*TUGAS WAJIB*. Dalam teks tentang operasi yustisi kependudukan di Jakarta, peraturan daerah apa yang disebut memberi legitimasi bagi kebijakan tersebut?

*BLOK TEKS*.
Oleh Nurkholis Hidayat*
Dalam upaya menekan laju urbanisasi, setiap tahun atau biasanya tiap kali pasca lebaran pemerintah kota Jakarta menggelar operasi yustisi kependudukan. Secara berkala pemerintah daerah DKI Jakarta melakukan operasi Yustisi dengan merazia para pendatang atau siapa saja yang bermukim di wilayah DKI Jakarta dan diketahui tidak memiliki Kartu Tanda Penduduk (KTP) Jakarta. Kebijakan ini memperoleh legitimasinya lewat PERDA No. 4 Tahun 2004 tentang Pendaftaran Penduduk dan Pencatatan Sipil.
Pertama secara substatif perda tersebut telah mendistorsikan masalah identitas yang merupakan hak-hak dasar yang tergolong sebagai hak sipil yang semestinya dipenuhi dan dilindungi karena telah dijamin dalam konstitusi/UUD 1945, menjadi sesuatu yang dapat dikategorikan sebagai tindak pidana sehingga bisa dikenakan sanksi. Pasal 55 perda tersbut mengkategorikan pelanggaran identitas berupa KTP sebagai tindak pidana sementara pasal 28D ayat 4 menyatakan bahwa Setiap orang berhak atas status kewarganegaraannya. Akibatnya masyarakat yang memiliki problem atas identitas menjadi kelompok yang dengan sendirinya telah dilanggar hak-hak konstitusionalnya sebagai warga negara sekaligus telah dilanggar hak-hak sipilnya.
Kedua, meskipun secara substantif bertujuan untuk mewujudkan tertib administrasi kependudukan, namun ia sejatinya memiliki tujuan politis untuk menyingkirkan, menggusur dan memerangi masyarakat miskin perkotaan. Saat ini ada ratusan komunitas masyarakat miskin di jakarta yang menghuni kampung-kampung yang dipandang ilegal oleh pemerintah kota, terus bertahan menghadapi stigma dan penggusuran dengan problem ketiadaan pengakuan yuridis formal berupa identitas.

*BARIS*.

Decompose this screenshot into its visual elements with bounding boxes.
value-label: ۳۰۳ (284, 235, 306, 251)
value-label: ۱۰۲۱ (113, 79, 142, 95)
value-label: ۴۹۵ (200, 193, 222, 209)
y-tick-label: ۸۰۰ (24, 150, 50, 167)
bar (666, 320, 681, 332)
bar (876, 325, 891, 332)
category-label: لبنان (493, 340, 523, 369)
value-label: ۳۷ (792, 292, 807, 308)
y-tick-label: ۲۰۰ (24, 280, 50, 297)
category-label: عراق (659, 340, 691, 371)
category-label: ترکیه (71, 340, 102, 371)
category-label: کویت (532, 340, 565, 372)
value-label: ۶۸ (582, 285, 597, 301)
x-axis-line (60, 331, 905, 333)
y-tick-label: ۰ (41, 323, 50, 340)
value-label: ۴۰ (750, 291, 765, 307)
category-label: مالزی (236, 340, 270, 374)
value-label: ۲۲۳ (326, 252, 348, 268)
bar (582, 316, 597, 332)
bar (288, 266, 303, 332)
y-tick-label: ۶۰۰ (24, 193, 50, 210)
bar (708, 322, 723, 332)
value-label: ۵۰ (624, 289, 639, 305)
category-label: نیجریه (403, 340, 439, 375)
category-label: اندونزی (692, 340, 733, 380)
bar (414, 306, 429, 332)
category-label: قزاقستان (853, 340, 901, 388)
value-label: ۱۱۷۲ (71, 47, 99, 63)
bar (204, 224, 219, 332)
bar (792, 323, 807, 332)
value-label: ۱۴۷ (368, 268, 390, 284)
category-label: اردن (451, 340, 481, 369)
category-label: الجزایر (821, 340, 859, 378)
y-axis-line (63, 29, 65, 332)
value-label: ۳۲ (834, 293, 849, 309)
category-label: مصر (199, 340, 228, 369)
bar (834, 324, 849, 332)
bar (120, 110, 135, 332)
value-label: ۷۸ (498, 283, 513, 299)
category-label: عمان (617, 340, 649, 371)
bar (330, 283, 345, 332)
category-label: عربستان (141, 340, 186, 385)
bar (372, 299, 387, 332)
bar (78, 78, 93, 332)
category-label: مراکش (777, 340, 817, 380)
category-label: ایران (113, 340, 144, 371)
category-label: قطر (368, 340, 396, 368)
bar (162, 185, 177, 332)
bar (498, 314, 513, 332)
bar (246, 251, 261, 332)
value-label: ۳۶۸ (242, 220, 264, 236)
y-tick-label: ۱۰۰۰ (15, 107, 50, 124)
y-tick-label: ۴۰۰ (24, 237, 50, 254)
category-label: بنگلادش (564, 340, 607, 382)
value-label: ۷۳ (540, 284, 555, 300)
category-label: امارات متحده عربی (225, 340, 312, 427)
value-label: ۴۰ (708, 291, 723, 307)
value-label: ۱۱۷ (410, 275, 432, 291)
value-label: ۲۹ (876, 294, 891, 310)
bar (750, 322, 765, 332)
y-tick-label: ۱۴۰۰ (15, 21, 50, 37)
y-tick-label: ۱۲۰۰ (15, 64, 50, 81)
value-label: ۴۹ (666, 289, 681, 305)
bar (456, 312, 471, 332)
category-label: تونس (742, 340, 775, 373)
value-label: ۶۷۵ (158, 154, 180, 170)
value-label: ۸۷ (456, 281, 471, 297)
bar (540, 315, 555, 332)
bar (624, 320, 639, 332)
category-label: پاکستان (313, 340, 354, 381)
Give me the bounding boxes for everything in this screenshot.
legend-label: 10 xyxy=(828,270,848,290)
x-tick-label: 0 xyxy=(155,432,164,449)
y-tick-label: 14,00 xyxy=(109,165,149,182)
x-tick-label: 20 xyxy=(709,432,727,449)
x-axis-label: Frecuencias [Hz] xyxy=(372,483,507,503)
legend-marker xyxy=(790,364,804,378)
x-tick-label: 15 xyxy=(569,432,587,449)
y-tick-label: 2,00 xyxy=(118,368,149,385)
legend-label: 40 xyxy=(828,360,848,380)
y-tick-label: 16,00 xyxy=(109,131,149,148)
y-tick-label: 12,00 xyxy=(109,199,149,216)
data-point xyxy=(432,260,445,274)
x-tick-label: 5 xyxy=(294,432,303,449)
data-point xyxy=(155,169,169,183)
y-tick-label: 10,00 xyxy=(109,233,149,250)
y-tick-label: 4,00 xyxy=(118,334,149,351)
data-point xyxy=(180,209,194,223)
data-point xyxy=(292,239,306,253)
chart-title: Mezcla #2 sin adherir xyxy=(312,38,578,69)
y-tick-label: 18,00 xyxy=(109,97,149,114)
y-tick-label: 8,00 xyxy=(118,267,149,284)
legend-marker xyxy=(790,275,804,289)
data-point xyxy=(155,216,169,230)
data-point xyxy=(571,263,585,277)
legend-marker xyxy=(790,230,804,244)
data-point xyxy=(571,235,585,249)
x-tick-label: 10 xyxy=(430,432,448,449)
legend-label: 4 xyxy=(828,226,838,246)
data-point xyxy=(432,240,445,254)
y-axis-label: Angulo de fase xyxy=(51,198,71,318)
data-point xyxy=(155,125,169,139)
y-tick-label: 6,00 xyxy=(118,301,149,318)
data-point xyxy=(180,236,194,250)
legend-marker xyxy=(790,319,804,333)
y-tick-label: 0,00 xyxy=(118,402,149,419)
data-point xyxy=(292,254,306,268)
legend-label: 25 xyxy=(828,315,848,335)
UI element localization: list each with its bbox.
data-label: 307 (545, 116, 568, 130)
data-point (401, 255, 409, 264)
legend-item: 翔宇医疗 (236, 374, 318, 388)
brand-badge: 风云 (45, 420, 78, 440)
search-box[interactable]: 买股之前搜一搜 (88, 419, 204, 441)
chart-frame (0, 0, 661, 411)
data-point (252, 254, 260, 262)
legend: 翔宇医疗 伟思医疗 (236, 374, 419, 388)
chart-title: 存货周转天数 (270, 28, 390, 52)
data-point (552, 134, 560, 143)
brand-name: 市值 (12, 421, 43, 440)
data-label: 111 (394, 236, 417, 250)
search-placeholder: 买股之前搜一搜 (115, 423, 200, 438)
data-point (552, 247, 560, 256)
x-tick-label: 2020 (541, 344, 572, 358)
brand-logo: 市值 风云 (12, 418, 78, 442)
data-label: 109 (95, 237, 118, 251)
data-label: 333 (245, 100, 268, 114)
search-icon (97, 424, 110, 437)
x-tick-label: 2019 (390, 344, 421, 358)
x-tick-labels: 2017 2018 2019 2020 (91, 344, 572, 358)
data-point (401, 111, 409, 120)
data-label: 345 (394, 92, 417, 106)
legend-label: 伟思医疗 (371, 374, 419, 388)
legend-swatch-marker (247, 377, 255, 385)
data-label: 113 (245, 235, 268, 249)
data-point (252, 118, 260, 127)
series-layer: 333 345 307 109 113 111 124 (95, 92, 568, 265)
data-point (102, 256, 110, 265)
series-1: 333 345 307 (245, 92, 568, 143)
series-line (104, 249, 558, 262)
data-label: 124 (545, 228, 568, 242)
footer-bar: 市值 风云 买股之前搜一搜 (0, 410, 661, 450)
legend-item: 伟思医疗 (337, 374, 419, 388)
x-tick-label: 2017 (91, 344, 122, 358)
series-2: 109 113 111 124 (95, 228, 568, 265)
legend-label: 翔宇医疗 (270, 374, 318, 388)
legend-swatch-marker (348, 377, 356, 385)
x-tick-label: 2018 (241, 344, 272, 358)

...

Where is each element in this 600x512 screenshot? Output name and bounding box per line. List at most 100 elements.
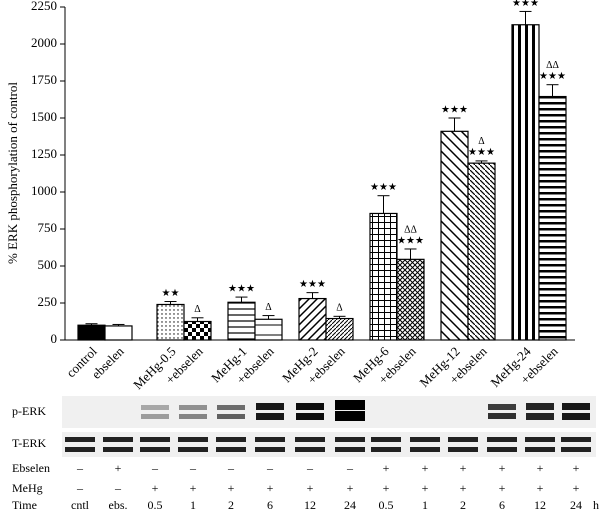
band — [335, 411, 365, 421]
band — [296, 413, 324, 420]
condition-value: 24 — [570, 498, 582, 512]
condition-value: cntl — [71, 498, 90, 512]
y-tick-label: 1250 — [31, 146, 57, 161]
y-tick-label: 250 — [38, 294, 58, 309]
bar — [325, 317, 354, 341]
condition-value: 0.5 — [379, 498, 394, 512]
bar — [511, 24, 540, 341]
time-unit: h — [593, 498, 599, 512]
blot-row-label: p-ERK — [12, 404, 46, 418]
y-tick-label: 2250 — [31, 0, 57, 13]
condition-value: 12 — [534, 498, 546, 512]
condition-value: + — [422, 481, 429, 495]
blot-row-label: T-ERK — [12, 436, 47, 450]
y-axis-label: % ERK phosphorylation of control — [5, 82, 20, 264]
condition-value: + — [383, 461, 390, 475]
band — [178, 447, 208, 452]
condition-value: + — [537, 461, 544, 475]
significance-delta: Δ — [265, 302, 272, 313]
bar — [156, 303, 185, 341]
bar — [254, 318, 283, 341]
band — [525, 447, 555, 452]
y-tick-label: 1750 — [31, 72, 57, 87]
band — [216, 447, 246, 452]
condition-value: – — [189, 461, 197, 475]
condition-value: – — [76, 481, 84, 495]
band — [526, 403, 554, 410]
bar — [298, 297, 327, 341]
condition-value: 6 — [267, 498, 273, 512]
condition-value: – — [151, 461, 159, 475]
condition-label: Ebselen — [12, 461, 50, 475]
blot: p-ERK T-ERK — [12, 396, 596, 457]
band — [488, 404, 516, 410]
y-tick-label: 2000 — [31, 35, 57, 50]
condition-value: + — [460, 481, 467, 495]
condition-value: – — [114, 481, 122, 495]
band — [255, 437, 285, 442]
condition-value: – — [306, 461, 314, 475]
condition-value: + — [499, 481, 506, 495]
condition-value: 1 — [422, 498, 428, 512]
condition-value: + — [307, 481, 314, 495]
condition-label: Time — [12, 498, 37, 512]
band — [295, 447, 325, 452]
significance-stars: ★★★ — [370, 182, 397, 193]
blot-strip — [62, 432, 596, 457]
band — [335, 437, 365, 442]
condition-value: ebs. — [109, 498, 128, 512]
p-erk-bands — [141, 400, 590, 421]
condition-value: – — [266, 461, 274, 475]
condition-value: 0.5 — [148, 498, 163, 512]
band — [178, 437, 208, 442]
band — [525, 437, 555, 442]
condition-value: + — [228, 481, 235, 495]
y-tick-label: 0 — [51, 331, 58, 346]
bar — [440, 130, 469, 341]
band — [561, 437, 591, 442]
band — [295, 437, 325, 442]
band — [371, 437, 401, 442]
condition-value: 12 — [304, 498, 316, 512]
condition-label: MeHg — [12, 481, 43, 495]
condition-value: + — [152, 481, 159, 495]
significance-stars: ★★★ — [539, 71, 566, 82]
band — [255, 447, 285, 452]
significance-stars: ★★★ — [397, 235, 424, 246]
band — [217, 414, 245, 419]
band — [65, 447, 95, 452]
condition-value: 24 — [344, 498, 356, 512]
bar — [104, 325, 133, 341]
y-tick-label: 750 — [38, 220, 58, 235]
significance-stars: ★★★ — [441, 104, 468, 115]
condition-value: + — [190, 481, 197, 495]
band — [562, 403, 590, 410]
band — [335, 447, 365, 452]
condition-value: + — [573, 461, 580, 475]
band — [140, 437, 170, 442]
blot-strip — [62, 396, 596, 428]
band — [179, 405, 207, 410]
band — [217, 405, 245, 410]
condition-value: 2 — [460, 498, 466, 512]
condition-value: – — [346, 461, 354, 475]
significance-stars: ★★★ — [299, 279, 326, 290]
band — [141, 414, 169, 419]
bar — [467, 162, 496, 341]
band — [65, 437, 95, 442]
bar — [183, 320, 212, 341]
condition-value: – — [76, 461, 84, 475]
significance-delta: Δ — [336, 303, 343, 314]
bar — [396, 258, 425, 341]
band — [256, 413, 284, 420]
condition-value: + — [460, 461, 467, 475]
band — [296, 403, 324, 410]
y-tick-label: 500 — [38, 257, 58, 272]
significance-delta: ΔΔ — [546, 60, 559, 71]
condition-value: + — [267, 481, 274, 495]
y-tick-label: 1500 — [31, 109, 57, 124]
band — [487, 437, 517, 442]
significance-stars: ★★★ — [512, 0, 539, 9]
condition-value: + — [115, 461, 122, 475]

*HASIL LATIHAN*. PERDA No. 4 Tahun 2004 tentang Pendaftaran Penduduk dan Pencatatan Sipil.